- Requirements -
Copy out each line of the material below that holds the string "Porsche".
* Start Supplied information *
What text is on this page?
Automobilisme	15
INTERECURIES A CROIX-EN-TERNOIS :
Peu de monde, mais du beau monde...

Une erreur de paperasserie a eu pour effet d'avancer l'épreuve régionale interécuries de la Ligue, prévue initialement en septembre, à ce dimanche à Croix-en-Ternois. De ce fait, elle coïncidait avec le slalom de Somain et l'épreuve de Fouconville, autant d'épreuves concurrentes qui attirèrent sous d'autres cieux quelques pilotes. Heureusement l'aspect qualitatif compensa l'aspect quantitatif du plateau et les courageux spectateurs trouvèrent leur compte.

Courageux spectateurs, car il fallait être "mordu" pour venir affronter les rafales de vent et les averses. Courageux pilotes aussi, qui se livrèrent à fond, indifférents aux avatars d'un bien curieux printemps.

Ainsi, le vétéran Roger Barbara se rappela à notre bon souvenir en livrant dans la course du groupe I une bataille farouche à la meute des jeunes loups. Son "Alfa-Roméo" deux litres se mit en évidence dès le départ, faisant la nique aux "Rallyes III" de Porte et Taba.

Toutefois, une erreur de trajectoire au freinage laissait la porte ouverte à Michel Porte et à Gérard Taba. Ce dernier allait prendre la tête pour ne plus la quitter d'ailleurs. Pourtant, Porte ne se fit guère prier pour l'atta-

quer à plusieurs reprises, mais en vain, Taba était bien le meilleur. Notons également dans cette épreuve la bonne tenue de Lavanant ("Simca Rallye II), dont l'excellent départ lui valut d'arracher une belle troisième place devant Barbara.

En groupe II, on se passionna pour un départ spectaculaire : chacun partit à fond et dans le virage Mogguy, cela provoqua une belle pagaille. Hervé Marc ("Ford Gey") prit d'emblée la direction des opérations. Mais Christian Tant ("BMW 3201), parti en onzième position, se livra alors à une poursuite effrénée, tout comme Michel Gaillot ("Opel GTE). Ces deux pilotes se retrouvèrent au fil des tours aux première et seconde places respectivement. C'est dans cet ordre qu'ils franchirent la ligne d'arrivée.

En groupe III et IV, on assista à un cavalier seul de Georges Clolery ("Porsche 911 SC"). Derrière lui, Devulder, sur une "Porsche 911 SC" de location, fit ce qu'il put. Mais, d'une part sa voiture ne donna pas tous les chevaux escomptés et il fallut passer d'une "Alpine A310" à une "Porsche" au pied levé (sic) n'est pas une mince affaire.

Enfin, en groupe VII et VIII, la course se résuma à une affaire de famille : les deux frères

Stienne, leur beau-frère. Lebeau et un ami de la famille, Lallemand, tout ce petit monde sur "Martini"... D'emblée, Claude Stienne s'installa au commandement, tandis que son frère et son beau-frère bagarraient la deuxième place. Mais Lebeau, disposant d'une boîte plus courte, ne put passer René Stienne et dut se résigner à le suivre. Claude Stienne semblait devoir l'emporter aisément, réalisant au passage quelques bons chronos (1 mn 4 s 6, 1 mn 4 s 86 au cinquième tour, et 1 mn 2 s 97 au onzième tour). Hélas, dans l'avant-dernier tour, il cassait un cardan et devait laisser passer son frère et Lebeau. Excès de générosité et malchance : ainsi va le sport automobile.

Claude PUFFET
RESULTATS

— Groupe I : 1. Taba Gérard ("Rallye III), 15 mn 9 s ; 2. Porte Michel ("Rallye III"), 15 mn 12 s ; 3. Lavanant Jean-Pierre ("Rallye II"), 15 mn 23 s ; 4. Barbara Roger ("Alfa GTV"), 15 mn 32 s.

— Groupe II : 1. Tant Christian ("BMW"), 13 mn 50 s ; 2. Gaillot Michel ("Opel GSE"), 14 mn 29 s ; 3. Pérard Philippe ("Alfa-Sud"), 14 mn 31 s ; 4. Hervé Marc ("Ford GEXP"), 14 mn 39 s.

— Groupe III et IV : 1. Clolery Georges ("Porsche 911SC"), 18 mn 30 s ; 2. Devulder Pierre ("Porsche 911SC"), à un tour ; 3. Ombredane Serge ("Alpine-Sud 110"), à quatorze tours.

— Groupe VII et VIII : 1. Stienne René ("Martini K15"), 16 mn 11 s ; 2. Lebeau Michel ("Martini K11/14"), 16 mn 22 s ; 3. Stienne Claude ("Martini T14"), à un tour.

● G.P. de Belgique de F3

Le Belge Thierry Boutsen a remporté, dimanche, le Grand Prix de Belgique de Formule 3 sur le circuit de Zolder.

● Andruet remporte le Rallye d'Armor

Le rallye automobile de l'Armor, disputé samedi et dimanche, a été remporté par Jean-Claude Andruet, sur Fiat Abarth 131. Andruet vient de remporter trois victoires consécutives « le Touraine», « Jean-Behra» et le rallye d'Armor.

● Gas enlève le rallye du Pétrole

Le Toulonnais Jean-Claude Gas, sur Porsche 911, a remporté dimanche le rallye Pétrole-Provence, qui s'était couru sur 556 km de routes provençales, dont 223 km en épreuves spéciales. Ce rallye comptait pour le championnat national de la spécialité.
* End Supplied information *
- Answer in full -
En groupe III et IV, on assista à un cavalier seul de Georges Clolery ("Porsche 911 SC"). Derrière lui, Devulder, sur une "Porsche 911 SC" de location, fit ce qu'il put. Mais, d'une part sa voiture ne donna pas tous les chevaux escomptés et il fallut passer d'une "Alpine A310" à une "Porsche" au pied levé (sic) n'est pas une mince affaire.
— Groupe III et IV : 1. Clolery Georges ("Porsche 911SC"), 18 mn 30 s ; 2. Devulder Pierre ("Porsche 911SC"), à un tour ; 3. Ombredane Serge ("Alpine-Sud 110"), à quatorze tours.
Le Toulonnais Jean-Claude Gas, sur Porsche 911, a remporté dimanche le rallye Pétrole-Provence, qui s'était couru sur 556 km de routes provençales, dont 223 km en épreuves spéciales. Ce rallye comptait pour le championnat national de la spécialité.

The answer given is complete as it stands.